--- Start Provided information ---

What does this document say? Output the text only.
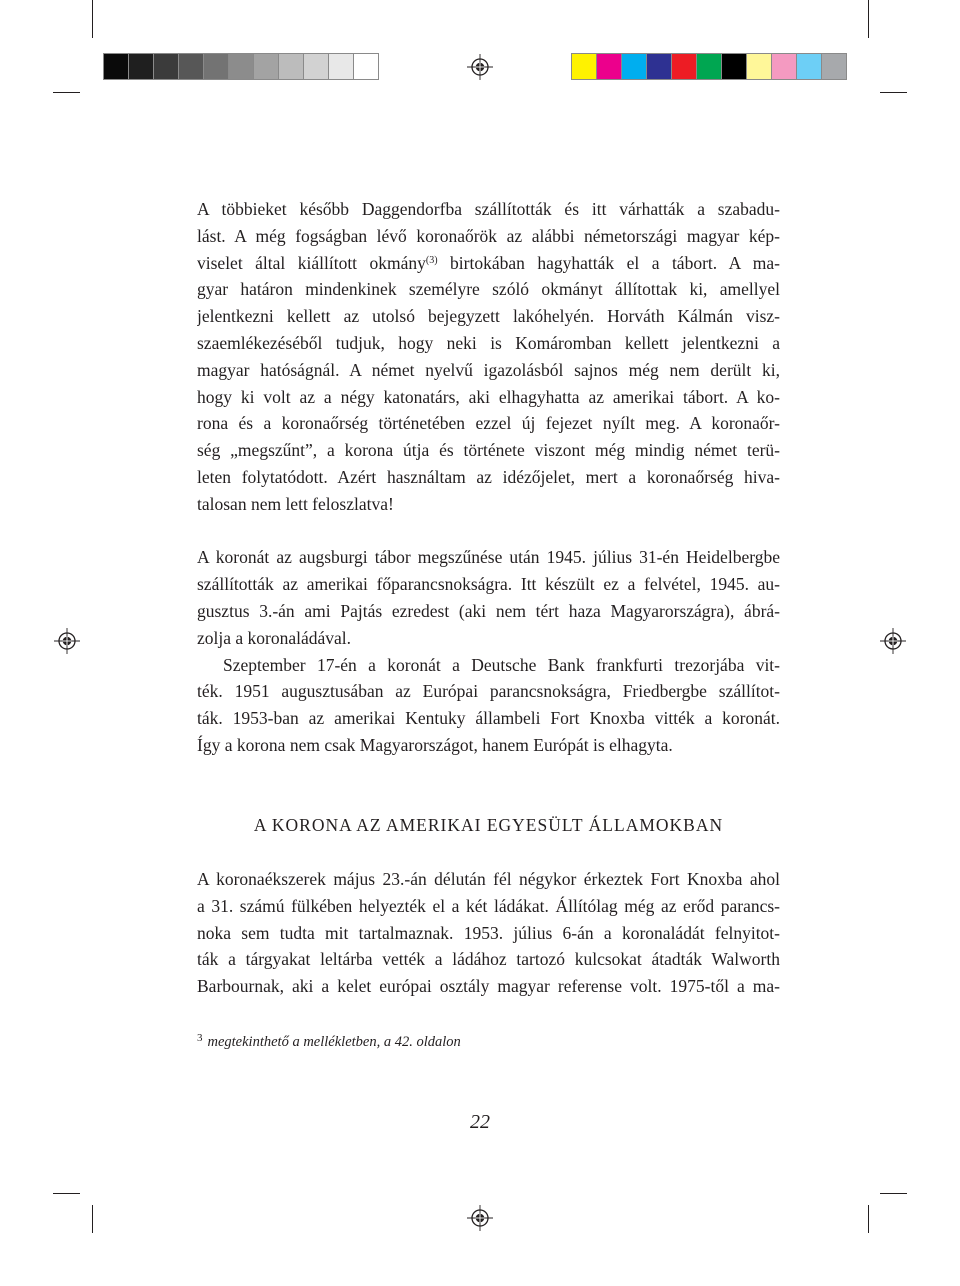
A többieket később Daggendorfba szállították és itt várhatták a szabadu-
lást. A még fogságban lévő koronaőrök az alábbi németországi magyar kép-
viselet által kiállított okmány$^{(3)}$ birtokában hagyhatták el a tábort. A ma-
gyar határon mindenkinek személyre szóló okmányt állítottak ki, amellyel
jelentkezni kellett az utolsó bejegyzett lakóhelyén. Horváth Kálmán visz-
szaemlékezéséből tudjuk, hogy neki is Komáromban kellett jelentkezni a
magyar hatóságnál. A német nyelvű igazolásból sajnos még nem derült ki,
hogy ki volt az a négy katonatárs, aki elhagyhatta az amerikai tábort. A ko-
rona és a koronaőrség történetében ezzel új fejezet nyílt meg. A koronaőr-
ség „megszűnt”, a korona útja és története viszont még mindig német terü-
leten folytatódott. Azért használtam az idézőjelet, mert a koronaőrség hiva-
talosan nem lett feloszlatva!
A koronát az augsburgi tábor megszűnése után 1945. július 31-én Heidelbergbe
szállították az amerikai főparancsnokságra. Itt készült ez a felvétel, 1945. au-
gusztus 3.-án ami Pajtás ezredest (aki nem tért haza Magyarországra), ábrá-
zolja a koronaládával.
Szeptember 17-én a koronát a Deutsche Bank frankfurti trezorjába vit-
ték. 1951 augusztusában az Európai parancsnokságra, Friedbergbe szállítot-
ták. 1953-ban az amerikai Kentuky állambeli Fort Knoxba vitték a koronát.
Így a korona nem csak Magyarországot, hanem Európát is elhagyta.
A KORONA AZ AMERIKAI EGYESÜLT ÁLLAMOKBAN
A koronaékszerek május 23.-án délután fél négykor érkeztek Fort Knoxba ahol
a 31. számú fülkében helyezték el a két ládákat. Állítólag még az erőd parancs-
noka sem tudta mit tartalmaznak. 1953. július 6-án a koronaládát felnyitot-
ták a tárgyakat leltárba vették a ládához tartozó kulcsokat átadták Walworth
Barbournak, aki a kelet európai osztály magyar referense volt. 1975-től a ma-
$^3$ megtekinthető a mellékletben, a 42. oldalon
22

--- End Provided information ---

§ What you have to do: Gather from the records above every line containing the string "volt".

§ Result of the exercise:
hogy ki volt az a négy katonatárs, aki elhagyhatta az amerikai tábort. A ko-
Barbournak, aki a kelet európai osztály magyar referense volt. 1975-től a ma-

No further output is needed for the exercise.